## Supplied material
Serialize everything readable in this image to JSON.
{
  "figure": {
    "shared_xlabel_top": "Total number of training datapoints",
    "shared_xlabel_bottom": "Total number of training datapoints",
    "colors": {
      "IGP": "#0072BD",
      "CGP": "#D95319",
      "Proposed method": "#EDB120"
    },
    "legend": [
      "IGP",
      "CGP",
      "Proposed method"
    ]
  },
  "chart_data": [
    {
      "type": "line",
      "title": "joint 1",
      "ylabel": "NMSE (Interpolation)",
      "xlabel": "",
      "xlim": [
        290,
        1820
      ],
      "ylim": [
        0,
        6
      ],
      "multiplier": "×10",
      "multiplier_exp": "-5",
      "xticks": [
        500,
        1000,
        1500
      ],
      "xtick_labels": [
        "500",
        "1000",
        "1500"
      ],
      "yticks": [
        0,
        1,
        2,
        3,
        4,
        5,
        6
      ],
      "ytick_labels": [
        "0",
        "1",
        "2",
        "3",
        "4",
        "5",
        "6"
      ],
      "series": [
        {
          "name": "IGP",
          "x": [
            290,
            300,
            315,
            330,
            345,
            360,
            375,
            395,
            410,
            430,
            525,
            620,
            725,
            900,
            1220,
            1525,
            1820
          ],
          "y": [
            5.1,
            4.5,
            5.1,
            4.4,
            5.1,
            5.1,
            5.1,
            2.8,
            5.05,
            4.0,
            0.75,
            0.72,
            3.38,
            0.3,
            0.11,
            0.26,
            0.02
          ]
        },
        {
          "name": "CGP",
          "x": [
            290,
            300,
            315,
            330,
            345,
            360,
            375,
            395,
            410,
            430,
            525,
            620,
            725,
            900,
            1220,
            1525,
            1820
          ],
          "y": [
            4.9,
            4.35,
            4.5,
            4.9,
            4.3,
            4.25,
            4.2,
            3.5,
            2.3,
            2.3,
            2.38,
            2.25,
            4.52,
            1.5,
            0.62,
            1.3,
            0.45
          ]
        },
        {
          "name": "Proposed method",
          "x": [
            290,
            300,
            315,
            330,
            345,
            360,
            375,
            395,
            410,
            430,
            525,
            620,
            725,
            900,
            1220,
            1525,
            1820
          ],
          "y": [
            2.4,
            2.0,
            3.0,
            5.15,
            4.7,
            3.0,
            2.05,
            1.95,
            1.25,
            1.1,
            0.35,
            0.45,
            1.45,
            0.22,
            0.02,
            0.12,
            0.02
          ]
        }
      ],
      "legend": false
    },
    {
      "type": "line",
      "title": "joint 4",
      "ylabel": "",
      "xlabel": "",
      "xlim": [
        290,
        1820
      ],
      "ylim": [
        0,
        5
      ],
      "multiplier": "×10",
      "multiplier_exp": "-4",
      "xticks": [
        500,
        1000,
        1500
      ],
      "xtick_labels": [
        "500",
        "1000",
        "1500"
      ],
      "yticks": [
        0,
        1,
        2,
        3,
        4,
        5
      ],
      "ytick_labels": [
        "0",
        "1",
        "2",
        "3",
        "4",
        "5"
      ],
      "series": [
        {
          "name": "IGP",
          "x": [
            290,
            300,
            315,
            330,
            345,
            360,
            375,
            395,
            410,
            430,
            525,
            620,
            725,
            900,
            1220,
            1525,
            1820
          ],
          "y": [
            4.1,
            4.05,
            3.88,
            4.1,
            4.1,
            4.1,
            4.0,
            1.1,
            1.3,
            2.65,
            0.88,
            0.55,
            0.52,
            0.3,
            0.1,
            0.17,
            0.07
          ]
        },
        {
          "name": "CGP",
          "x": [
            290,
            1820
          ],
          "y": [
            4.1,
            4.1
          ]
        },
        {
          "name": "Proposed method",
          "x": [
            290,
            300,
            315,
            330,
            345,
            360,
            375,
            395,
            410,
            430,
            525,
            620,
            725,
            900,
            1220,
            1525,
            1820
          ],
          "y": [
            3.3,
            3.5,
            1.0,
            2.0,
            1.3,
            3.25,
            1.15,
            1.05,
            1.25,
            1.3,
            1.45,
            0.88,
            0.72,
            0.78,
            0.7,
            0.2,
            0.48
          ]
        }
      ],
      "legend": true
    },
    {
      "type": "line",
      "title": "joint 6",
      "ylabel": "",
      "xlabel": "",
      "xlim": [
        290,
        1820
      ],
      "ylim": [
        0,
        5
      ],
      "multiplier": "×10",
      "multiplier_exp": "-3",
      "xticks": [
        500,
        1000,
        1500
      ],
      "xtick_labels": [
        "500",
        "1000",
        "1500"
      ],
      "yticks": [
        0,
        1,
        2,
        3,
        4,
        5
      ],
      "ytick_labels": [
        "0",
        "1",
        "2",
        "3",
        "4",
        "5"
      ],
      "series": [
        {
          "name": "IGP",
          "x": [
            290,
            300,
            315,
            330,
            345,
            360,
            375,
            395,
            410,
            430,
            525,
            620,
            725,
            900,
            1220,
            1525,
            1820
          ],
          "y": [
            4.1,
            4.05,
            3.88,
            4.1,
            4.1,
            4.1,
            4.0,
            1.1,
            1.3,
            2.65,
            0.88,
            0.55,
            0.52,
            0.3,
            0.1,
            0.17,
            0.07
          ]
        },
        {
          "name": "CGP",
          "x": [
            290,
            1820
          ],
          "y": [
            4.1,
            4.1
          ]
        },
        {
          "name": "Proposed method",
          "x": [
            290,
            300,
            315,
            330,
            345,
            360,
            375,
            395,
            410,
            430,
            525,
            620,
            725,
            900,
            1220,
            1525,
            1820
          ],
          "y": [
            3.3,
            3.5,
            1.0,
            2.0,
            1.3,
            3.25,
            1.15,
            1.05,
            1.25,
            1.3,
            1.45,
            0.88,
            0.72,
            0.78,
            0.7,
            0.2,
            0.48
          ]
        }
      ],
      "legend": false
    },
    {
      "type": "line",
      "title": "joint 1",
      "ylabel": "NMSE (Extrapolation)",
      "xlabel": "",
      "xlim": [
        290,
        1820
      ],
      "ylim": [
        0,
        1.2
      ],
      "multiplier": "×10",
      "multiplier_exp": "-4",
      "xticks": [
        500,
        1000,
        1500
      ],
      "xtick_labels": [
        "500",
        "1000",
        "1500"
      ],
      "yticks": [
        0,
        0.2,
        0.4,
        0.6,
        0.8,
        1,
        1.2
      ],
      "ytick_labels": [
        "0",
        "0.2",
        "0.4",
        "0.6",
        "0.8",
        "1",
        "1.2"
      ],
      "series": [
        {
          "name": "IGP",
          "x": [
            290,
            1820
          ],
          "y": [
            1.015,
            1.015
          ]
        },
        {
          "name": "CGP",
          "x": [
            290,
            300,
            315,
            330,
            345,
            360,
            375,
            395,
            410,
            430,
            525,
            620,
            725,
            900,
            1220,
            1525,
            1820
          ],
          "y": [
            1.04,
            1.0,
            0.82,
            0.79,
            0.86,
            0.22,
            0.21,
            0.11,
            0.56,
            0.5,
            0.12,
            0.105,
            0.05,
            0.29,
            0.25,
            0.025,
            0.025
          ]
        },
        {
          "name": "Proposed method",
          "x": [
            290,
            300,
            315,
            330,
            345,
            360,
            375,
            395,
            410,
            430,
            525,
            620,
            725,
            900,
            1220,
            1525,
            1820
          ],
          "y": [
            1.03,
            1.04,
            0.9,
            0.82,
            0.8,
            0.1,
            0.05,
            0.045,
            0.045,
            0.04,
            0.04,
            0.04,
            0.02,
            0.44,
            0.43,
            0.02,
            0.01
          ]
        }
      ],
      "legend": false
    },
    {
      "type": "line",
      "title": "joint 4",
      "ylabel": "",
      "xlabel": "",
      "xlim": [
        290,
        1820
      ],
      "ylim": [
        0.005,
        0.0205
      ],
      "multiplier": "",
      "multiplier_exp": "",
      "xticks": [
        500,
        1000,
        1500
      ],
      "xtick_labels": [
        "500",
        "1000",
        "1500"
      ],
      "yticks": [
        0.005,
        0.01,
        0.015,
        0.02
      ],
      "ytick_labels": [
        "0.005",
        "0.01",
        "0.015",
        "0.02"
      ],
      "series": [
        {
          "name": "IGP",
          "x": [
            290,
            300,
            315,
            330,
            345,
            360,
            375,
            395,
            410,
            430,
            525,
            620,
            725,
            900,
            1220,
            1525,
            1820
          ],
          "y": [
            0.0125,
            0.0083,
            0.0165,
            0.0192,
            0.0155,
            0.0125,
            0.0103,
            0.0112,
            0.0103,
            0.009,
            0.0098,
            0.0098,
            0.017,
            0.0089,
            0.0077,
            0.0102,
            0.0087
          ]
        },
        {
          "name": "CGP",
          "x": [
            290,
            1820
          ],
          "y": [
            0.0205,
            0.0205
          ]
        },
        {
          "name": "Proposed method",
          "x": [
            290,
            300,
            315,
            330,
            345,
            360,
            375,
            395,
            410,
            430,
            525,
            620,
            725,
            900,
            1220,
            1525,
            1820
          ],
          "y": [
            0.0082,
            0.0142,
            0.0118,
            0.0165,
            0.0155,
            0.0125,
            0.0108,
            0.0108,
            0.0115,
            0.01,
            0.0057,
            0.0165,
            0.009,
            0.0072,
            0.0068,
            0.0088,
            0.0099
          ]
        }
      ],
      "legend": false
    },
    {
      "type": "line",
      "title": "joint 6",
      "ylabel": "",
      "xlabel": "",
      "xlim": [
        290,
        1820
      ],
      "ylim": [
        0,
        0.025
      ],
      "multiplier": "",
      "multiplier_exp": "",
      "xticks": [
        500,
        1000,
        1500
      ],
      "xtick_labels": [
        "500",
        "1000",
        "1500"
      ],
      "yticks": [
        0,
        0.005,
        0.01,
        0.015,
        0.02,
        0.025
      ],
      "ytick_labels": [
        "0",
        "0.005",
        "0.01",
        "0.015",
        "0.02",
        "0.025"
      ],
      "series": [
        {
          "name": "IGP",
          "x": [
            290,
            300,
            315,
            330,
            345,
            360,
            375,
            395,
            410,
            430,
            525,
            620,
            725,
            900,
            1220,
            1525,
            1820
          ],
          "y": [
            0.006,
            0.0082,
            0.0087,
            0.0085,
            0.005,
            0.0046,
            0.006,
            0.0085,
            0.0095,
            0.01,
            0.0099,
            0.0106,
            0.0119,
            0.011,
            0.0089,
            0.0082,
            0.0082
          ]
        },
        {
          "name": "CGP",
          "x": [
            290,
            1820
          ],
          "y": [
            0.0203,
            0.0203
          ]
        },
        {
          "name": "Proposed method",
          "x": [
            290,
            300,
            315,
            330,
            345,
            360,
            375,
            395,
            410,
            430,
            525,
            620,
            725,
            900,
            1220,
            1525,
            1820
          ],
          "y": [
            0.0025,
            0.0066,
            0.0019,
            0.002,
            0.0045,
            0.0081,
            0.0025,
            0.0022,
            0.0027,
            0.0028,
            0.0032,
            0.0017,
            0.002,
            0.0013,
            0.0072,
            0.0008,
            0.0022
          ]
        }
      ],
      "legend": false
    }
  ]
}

## Required work
Pick out each line above that includes "NMSE" and show it.

## Exercise solution
      "ylabel": "NMSE (Interpolation)",
      "ylabel": "NMSE (Extrapolation)",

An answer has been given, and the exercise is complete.